(Extracted data entries)
>> Begin

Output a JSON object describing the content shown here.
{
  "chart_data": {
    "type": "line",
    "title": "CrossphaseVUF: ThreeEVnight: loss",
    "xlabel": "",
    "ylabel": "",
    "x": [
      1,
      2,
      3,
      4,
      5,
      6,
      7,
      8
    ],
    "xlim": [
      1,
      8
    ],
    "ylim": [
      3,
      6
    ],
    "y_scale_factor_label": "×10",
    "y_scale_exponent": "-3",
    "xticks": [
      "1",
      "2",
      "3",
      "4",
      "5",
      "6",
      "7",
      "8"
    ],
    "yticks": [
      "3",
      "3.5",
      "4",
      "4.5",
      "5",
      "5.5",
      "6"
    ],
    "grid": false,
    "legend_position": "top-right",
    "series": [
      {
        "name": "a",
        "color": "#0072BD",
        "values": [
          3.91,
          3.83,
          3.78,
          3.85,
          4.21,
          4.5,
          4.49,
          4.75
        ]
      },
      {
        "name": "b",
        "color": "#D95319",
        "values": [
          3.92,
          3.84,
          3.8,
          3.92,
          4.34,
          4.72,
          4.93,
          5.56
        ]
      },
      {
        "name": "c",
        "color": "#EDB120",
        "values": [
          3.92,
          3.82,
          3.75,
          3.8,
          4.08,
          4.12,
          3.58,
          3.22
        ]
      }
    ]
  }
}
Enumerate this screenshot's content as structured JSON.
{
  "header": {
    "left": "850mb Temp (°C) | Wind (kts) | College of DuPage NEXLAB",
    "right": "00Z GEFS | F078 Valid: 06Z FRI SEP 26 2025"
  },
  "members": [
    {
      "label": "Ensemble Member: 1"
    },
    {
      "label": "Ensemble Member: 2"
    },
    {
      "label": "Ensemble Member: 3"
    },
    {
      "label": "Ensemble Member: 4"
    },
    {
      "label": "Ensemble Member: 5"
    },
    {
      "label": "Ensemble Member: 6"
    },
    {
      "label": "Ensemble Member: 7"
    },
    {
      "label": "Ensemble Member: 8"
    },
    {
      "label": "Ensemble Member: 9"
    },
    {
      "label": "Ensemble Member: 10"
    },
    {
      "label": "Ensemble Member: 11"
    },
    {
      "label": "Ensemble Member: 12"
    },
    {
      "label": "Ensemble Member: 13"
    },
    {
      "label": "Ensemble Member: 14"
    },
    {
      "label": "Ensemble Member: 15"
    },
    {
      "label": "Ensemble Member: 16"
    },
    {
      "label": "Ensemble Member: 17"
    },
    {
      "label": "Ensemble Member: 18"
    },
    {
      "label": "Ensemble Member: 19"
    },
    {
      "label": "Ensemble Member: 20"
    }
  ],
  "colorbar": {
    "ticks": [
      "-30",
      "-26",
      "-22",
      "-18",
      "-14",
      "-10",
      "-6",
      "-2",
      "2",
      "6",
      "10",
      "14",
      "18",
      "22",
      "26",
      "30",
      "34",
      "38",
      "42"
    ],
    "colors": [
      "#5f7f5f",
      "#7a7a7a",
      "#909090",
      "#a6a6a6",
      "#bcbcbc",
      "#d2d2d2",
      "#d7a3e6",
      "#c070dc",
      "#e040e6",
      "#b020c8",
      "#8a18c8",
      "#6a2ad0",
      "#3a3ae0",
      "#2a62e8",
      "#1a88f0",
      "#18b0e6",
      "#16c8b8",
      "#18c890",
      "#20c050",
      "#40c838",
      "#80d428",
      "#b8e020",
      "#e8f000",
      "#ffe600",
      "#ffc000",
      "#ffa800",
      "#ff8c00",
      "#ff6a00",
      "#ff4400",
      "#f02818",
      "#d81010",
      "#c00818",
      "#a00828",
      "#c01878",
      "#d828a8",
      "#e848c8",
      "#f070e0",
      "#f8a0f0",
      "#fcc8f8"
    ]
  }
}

>> End

• [Requirement]:
Your task is to transcribe the line containing "Enumerate this screenshot's" and every line after it, through the last line of the data, exactly as written and with nothing more.

• [Answer to this task]:
Enumerate this screenshot's content as structured JSON.
{
  "header": {
    "left": "850mb Temp (°C) | Wind (kts) | College of DuPage NEXLAB",
    "right": "00Z GEFS | F078 Valid: 06Z FRI SEP 26 2025"
  },
  "members": [
    {
      "label": "Ensemble Member: 1"
    },
    {
      "label": "Ensemble Member: 2"
    },
    {
      "label": "Ensemble Member: 3"
    },
    {
      "label": "Ensemble Member: 4"
    },
    {
      "label": "Ensemble Member: 5"
    },
    {
      "label": "Ensemble Member: 6"
    },
    {
      "label": "Ensemble Member: 7"
    },
    {
      "label": "Ensemble Member: 8"
    },
    {
      "label": "Ensemble Member: 9"
    },
    {
      "label": "Ensemble Member: 10"
    },
    {
      "label": "Ensemble Member: 11"
    },
    {
      "label": "Ensemble Member: 12"
    },
    {
      "label": "Ensemble Member: 13"
    },
    {
      "label": "Ensemble Member: 14"
    },
    {
      "label": "Ensemble Member: 15"
    },
    {
      "label": "Ensemble Member: 16"
    },
    {
      "label": "Ensemble Member: 17"
    },
    {
      "label": "Ensemble Member: 18"
    },
    {
      "label": "Ensemble Member: 19"
    },
    {
      "label": "Ensemble Member: 20"
    }
  ],
  "colorbar": {
    "ticks": [
      "-30",
      "-26",
      "-22",
      "-18",
      "-14",
      "-10",
      "-6",
      "-2",
      "2",
      "6",
      "10",
      "14",
      "18",
      "22",
      "26",
      "30",
      "34",
      "38",
      "42"
    ],
    "colors": [
      "#5f7f5f",
      "#7a7a7a",
      "#909090",
      "#a6a6a6",
      "#bcbcbc",
      "#d2d2d2",
      "#d7a3e6",
      "#c070dc",
      "#e040e6",
      "#b020c8",
      "#8a18c8",
      "#6a2ad0",
      "#3a3ae0",
      "#2a62e8",
      "#1a88f0",
      "#18b0e6",
      "#16c8b8",
      "#18c890",
      "#20c050",
      "#40c838",
      "#80d428",
      "#b8e020",
      "#e8f000",
      "#ffe600",
      "#ffc000",
      "#ffa800",
      "#ff8c00",
      "#ff6a00",
      "#ff4400",
      "#f02818",
      "#d81010",
      "#c00818",
      "#a00828",
      "#c01878",
      "#d828a8",
      "#e848c8",
      "#f070e0",
      "#f8a0f0",
      "#fcc8f8"
    ]
  }
}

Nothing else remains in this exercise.